═══ AVAILABLE DATA
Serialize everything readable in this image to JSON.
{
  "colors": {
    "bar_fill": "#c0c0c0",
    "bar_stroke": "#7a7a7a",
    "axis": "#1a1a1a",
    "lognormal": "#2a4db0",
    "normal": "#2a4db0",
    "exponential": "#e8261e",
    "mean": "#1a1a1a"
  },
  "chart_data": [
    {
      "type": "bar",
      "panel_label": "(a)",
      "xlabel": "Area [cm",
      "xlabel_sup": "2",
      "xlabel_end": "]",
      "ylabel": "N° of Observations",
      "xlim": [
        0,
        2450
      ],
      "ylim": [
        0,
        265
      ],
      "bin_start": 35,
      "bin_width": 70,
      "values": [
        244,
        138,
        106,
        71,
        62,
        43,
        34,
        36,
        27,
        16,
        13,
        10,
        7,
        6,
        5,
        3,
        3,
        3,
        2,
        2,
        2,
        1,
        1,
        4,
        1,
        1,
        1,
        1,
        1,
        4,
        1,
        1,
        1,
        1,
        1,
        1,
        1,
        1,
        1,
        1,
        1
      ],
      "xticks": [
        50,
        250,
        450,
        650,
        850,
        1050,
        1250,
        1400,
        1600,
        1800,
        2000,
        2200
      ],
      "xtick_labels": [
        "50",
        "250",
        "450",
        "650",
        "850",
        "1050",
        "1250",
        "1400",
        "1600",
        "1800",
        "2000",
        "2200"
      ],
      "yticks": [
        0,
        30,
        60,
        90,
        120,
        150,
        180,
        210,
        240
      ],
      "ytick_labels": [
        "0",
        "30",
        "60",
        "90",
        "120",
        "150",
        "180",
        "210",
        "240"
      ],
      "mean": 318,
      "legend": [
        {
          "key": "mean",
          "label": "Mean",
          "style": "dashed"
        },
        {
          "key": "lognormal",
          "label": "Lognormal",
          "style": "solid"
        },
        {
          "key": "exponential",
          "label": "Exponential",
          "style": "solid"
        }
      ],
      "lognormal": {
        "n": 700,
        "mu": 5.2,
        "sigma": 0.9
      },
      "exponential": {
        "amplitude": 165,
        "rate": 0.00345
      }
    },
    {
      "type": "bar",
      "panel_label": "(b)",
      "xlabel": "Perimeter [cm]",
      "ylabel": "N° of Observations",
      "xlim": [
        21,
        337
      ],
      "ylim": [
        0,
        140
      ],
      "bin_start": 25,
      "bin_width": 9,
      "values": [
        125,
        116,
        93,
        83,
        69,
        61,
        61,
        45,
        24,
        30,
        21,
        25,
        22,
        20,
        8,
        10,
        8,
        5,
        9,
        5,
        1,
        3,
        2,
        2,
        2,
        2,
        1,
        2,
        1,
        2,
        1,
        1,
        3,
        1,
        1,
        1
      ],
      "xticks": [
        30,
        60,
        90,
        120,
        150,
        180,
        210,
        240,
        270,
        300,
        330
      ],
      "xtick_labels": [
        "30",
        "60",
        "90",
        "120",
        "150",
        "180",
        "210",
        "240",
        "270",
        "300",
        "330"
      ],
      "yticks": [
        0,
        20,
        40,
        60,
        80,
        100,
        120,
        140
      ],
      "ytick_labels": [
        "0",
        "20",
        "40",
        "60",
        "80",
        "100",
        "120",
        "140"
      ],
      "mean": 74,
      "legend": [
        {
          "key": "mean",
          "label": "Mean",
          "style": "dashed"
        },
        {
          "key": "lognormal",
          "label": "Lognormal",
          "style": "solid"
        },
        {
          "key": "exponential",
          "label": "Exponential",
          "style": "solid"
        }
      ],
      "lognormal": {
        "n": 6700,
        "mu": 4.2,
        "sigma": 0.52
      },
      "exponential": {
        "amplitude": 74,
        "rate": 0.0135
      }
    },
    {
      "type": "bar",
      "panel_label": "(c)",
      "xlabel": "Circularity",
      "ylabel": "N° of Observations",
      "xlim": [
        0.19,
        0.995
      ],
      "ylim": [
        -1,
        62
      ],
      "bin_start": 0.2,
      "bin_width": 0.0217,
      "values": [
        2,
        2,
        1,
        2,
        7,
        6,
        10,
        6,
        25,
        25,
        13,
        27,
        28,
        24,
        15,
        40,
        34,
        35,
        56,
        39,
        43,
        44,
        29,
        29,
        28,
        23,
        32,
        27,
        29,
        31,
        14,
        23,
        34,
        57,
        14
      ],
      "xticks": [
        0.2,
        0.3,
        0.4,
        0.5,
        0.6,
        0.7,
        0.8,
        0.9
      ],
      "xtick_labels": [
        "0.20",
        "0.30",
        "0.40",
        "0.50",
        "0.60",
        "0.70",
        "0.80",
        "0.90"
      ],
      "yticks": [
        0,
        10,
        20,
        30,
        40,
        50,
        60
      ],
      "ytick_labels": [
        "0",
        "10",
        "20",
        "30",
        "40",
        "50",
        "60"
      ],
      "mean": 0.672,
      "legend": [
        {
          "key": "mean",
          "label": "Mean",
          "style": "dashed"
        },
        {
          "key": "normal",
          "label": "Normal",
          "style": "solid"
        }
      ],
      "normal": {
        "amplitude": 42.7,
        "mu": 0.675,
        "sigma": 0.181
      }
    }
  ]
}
══════
▶ _GOAL_:
Transcribe the entire listing above precisely.

▶ _SOLUTION FOR THIS TASK_:
Serialize everything readable in this image to JSON.
{
  "colors": {
    "bar_fill": "#c0c0c0",
    "bar_stroke": "#7a7a7a",
    "axis": "#1a1a1a",
    "lognormal": "#2a4db0",
    "normal": "#2a4db0",
    "exponential": "#e8261e",
    "mean": "#1a1a1a"
  },
  "chart_data": [
    {
      "type": "bar",
      "panel_label": "(a)",
      "xlabel": "Area [cm",
      "xlabel_sup": "2",
      "xlabel_end": "]",
      "ylabel": "N° of Observations",
      "xlim": [
        0,
        2450
      ],
      "ylim": [
        0,
        265
      ],
      "bin_start": 35,
      "bin_width": 70,
      "values": [
        244,
        138,
        106,
        71,
        62,
        43,
        34,
        36,
        27,
        16,
        13,
        10,
        7,
        6,
        5,
        3,
        3,
        3,
        2,
        2,
        2,
        1,
        1,
        4,
        1,
        1,
        1,
        1,
        1,
        4,
        1,
        1,
        1,
        1,
        1,
        1,
        1,
        1,
        1,
        1,
        1
      ],
      "xticks": [
        50,
        250,
        450,
        650,
        850,
        1050,
        1250,
        1400,
        1600,
        1800,
        2000,
        2200
      ],
      "xtick_labels": [
        "50",
        "250",
        "450",
        "650",
        "850",
        "1050",
        "1250",
        "1400",
        "1600",
        "1800",
        "2000",
        "2200"
      ],
      "yticks": [
        0,
        30,
        60,
        90,
        120,
        150,
        180,
        210,
        240
      ],
      "ytick_labels": [
        "0",
        "30",
        "60",
        "90",
        "120",
        "150",
        "180",
        "210",
        "240"
      ],
      "mean": 318,
      "legend": [
        {
          "key": "mean",
          "label": "Mean",
          "style": "dashed"
        },
        {
          "key": "lognormal",
          "label": "Lognormal",
          "style": "solid"
        },
        {
          "key": "exponential",
          "label": "Exponential",
          "style": "solid"
        }
      ],
      "lognormal": {
        "n": 700,
        "mu": 5.2,
        "sigma": 0.9
      },
      "exponential": {
        "amplitude": 165,
        "rate": 0.00345
      }
    },
    {
      "type": "bar",
      "panel_label": "(b)",
      "xlabel": "Perimeter [cm]",
      "ylabel": "N° of Observations",
      "xlim": [
        21,
        337
      ],
      "ylim": [
        0,
        140
      ],
      "bin_start": 25,
      "bin_width": 9,
      "values": [
        125,
        116,
        93,
        83,
        69,
        61,
        61,
        45,
        24,
        30,
        21,
        25,
        22,
        20,
        8,
        10,
        8,
        5,
        9,
        5,
        1,
        3,
        2,
        2,
        2,
        2,
        1,
        2,
        1,
        2,
        1,
        1,
        3,
        1,
        1,
        1
      ],
      "xticks": [
        30,
        60,
        90,
        120,
        150,
        180,
        210,
        240,
        270,
        300,
        330
      ],
      "xtick_labels": [
        "30",
        "60",
        "90",
        "120",
        "150",
        "180",
        "210",
        "240",
        "270",
        "300",
        "330"
      ],
      "yticks": [
        0,
        20,
        40,
        60,
        80,
        100,
        120,
        140
      ],
      "ytick_labels": [
        "0",
        "20",
        "40",
        "60",
        "80",
        "100",
        "120",
        "140"
      ],
      "mean": 74,
      "legend": [
        {
          "key": "mean",
          "label": "Mean",
          "style": "dashed"
        },
        {
          "key": "lognormal",
          "label": "Lognormal",
          "style": "solid"
        },
        {
          "key": "exponential",
          "label": "Exponential",
          "style": "solid"
        }
      ],
      "lognormal": {
        "n": 6700,
        "mu": 4.2,
        "sigma": 0.52
      },
      "exponential": {
        "amplitude": 74,
        "rate": 0.0135
      }
    },
    {
      "type": "bar",
      "panel_label": "(c)",
      "xlabel": "Circularity",
      "ylabel": "N° of Observations",
      "xlim": [
        0.19,
        0.995
      ],
      "ylim": [
        -1,
        62
      ],
      "bin_start": 0.2,
      "bin_width": 0.0217,
      "values": [
        2,
        2,
        1,
        2,
        7,
        6,
        10,
        6,
        25,
        25,
        13,
        27,
        28,
        24,
        15,
        40,
        34,
        35,
        56,
        39,
        43,
        44,
        29,
        29,
        28,
        23,
        32,
        27,
        29,
        31,
        14,
        23,
        34,
        57,
        14
      ],
      "xticks": [
        0.2,
        0.3,
        0.4,
        0.5,
        0.6,
        0.7,
        0.8,
        0.9
      ],
      "xtick_labels": [
        "0.20",
        "0.30",
        "0.40",
        "0.50",
        "0.60",
        "0.70",
        "0.80",
        "0.90"
      ],
      "yticks": [
        0,
        10,
        20,
        30,
        40,
        50,
        60
      ],
      "ytick_labels": [
        "0",
        "10",
        "20",
        "30",
        "40",
        "50",
        "60"
      ],
      "mean": 0.672,
      "legend": [
        {
          "key": "mean",
          "label": "Mean",
          "style": "dashed"
        },
        {
          "key": "normal",
          "label": "Normal",
          "style": "solid"
        }
      ],
      "normal": {
        "amplitude": 42.7,
        "mu": 0.675,
        "sigma": 0.181
      }
    }
  ]
}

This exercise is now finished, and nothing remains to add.